::: EXTRACTED RECORDS :::
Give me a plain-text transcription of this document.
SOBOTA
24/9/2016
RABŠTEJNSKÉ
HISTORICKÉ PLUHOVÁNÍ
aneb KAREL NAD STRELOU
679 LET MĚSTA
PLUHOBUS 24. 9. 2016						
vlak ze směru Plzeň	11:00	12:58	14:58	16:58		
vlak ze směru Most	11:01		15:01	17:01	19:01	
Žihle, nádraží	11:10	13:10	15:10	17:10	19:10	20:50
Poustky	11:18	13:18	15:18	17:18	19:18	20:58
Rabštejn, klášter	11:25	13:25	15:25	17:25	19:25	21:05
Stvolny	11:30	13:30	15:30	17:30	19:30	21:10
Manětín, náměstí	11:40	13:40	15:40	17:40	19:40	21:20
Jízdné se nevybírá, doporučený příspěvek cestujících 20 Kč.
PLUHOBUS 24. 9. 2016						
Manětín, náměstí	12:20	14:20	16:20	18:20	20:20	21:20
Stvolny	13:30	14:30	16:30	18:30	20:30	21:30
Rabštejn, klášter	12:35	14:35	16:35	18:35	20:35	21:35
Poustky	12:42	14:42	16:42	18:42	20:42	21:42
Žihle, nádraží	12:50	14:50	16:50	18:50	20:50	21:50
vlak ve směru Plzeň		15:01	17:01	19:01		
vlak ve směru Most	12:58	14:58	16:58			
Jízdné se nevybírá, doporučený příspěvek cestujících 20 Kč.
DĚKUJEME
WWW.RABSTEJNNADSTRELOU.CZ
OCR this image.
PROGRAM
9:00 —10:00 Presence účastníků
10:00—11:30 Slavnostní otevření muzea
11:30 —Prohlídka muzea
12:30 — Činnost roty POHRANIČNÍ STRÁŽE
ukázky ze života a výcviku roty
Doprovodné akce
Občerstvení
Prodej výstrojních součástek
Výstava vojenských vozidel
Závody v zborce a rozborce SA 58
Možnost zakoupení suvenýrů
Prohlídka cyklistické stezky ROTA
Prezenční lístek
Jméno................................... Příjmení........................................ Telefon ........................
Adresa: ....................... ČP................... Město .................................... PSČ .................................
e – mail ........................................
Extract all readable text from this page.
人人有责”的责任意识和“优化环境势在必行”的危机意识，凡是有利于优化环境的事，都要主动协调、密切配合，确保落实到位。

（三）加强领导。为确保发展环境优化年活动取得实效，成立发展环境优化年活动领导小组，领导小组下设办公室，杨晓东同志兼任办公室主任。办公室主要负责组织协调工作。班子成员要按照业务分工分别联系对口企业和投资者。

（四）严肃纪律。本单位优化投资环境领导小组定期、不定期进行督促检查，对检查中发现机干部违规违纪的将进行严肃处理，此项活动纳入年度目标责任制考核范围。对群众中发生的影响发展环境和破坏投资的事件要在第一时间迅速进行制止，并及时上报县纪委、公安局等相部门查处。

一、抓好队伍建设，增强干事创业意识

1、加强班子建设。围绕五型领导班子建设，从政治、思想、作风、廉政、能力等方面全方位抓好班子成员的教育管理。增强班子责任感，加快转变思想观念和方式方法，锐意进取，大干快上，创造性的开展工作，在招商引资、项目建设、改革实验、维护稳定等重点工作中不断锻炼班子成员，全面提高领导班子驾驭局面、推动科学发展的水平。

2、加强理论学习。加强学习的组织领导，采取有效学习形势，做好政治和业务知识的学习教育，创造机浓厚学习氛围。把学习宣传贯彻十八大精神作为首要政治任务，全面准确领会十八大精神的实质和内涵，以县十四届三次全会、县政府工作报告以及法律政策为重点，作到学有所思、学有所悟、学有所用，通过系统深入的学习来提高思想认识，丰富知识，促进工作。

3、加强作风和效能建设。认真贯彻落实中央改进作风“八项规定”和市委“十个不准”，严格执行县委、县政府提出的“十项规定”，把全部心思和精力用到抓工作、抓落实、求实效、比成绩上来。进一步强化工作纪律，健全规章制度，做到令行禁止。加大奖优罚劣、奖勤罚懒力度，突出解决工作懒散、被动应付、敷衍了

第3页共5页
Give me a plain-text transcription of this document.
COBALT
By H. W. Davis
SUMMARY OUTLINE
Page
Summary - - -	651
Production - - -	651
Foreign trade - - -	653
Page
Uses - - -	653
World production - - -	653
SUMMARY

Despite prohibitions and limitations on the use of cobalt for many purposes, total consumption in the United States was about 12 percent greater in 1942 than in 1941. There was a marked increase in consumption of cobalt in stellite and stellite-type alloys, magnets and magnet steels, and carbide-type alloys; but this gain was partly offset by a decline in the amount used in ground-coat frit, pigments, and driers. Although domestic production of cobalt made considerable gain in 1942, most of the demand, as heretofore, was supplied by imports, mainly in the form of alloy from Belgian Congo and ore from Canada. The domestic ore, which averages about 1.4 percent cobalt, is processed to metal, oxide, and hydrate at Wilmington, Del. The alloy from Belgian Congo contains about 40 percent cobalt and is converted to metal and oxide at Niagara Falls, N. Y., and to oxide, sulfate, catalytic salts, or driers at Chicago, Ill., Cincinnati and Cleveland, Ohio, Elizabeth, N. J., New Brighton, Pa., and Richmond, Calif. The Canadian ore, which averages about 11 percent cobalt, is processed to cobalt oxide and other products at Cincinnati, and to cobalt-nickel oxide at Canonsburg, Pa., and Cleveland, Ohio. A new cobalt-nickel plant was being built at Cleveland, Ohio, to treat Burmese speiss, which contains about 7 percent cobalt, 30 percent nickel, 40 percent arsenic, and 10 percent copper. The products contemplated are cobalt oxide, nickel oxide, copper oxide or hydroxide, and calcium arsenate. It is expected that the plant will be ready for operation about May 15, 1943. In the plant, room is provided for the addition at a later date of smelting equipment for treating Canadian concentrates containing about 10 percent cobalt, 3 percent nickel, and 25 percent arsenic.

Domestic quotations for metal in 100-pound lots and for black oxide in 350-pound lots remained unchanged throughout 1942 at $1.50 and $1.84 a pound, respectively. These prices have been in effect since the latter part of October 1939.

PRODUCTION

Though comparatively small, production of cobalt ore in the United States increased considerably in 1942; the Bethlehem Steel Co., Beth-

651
:::
Return every entry exactly as given.

Give me a plain-text transcription of this document.
SOBOTA
24/9/2016
RABŠTEJNSKÉ
HISTORICKÉ PLUHOVÁNÍ
aneb KAREL NAD STRELOU
679 LET MĚSTA
PLUHOBUS 24. 9. 2016						
vlak ze směru Plzeň	11:00	12:58	14:58	16:58		
vlak ze směru Most	11:01		15:01	17:01	19:01	
Žihle, nádraží	11:10	13:10	15:10	17:10	19:10	20:50
Poustky	11:18	13:18	15:18	17:18	19:18	20:58
Rabštejn, klášter	11:25	13:25	15:25	17:25	19:25	21:05
Stvolny	11:30	13:30	15:30	17:30	19:30	21:10
Manětín, náměstí	11:40	13:40	15:40	17:40	19:40	21:20
Jízdné se nevybírá, doporučený příspěvek cestujících 20 Kč.
PLUHOBUS 24. 9. 2016						
Manětín, náměstí	12:20	14:20	16:20	18:20	20:20	21:20
Stvolny	13:30	14:30	16:30	18:30	20:30	21:30
Rabštejn, klášter	12:35	14:35	16:35	18:35	20:35	21:35
Poustky	12:42	14:42	16:42	18:42	20:42	21:42
Žihle, nádraží	12:50	14:50	16:50	18:50	20:50	21:50
vlak ve směru Plzeň		15:01	17:01	19:01		
vlak ve směru Most	12:58	14:58	16:58			
Jízdné se nevybírá, doporučený příspěvek cestujících 20 Kč.
DĚKUJEME
WWW.RABSTEJNNADSTRELOU.CZ
OCR this image.
PROGRAM
9:00 —10:00 Presence účastníků
10:00—11:30 Slavnostní otevření muzea
11:30 —Prohlídka muzea
12:30 — Činnost roty POHRANIČNÍ STRÁŽE
ukázky ze života a výcviku roty
Doprovodné akce
Občerstvení
Prodej výstrojních součástek
Výstava vojenských vozidel
Závody v zborce a rozborce SA 58
Možnost zakoupení suvenýrů
Prohlídka cyklistické stezky ROTA
Prezenční lístek
Jméno................................... Příjmení........................................ Telefon ........................
Adresa: ....................... ČP................... Město .................................... PSČ .................................
e – mail ........................................
Extract all readable text from this page.
人人有责”的责任意识和“优化环境势在必行”的危机意识，凡是有利于优化环境的事，都要主动协调、密切配合，确保落实到位。

（三）加强领导。为确保发展环境优化年活动取得实效，成立发展环境优化年活动领导小组，领导小组下设办公室，杨晓东同志兼任办公室主任。办公室主要负责组织协调工作。班子成员要按照业务分工分别联系对口企业和投资者。

（四）严肃纪律。本单位优化投资环境领导小组定期、不定期进行督促检查，对检查中发现机干部违规违纪的将进行严肃处理，此项活动纳入年度目标责任制考核范围。对群众中发生的影响发展环境和破坏投资的事件要在第一时间迅速进行制止，并及时上报县纪委、公安局等相部门查处。

一、抓好队伍建设，增强干事创业意识

1、加强班子建设。围绕五型领导班子建设，从政治、思想、作风、廉政、能力等方面全方位抓好班子成员的教育管理。增强班子责任感，加快转变思想观念和方式方法，锐意进取，大干快上，创造性的开展工作，在招商引资、项目建设、改革实验、维护稳定等重点工作中不断锻炼班子成员，全面提高领导班子驾驭局面、推动科学发展的水平。

2、加强理论学习。加强学习的组织领导，采取有效学习形势，做好政治和业务知识的学习教育，创造机浓厚学习氛围。把学习宣传贯彻十八大精神作为首要政治任务，全面准确领会十八大精神的实质和内涵，以县十四届三次全会、县政府工作报告以及法律政策为重点，作到学有所思、学有所悟、学有所用，通过系统深入的学习来提高思想认识，丰富知识，促进工作。

3、加强作风和效能建设。认真贯彻落实中央改进作风“八项规定”和市委“十个不准”，严格执行县委、县政府提出的“十项规定”，把全部心思和精力用到抓工作、抓落实、求实效、比成绩上来。进一步强化工作纪律，健全规章制度，做到令行禁止。加大奖优罚劣、奖勤罚懒力度，突出解决工作懒散、被动应付、敷衍了

第3页共5页
Give me a plain-text transcription of this document.
COBALT
By H. W. Davis
SUMMARY OUTLINE
Page
Summary - - -	651
Production - - -	651
Foreign trade - - -	653
Page
Uses - - -	653
World production - - -	653
SUMMARY

Despite prohibitions and limitations on the use of cobalt for many purposes, total consumption in the United States was about 12 percent greater in 1942 than in 1941. There was a marked increase in consumption of cobalt in stellite and stellite-type alloys, magnets and magnet steels, and carbide-type alloys; but this gain was partly offset by a decline in the amount used in ground-coat frit, pigments, and driers. Although domestic production of cobalt made considerable gain in 1942, most of the demand, as heretofore, was supplied by imports, mainly in the form of alloy from Belgian Congo and ore from Canada. The domestic ore, which averages about 1.4 percent cobalt, is processed to metal, oxide, and hydrate at Wilmington, Del. The alloy from Belgian Congo contains about 40 percent cobalt and is converted to metal and oxide at Niagara Falls, N. Y., and to oxide, sulfate, catalytic salts, or driers at Chicago, Ill., Cincinnati and Cleveland, Ohio, Elizabeth, N. J., New Brighton, Pa., and Richmond, Calif. The Canadian ore, which averages about 11 percent cobalt, is processed to cobalt oxide and other products at Cincinnati, and to cobalt-nickel oxide at Canonsburg, Pa., and Cleveland, Ohio. A new cobalt-nickel plant was being built at Cleveland, Ohio, to treat Burmese speiss, which contains about 7 percent cobalt, 30 percent nickel, 40 percent arsenic, and 10 percent copper. The products contemplated are cobalt oxide, nickel oxide, copper oxide or hydroxide, and calcium arsenate. It is expected that the plant will be ready for operation about May 15, 1943. In the plant, room is provided for the addition at a later date of smelting equipment for treating Canadian concentrates containing about 10 percent cobalt, 3 percent nickel, and 25 percent arsenic.

Domestic quotations for metal in 100-pound lots and for black oxide in 350-pound lots remained unchanged throughout 1942 at $1.50 and $1.84 a pound, respectively. These prices have been in effect since the latter part of October 1939.

PRODUCTION

Though comparatively small, production of cobalt ore in the United States increased considerably in 1942; the Bethlehem Steel Co., Beth-

651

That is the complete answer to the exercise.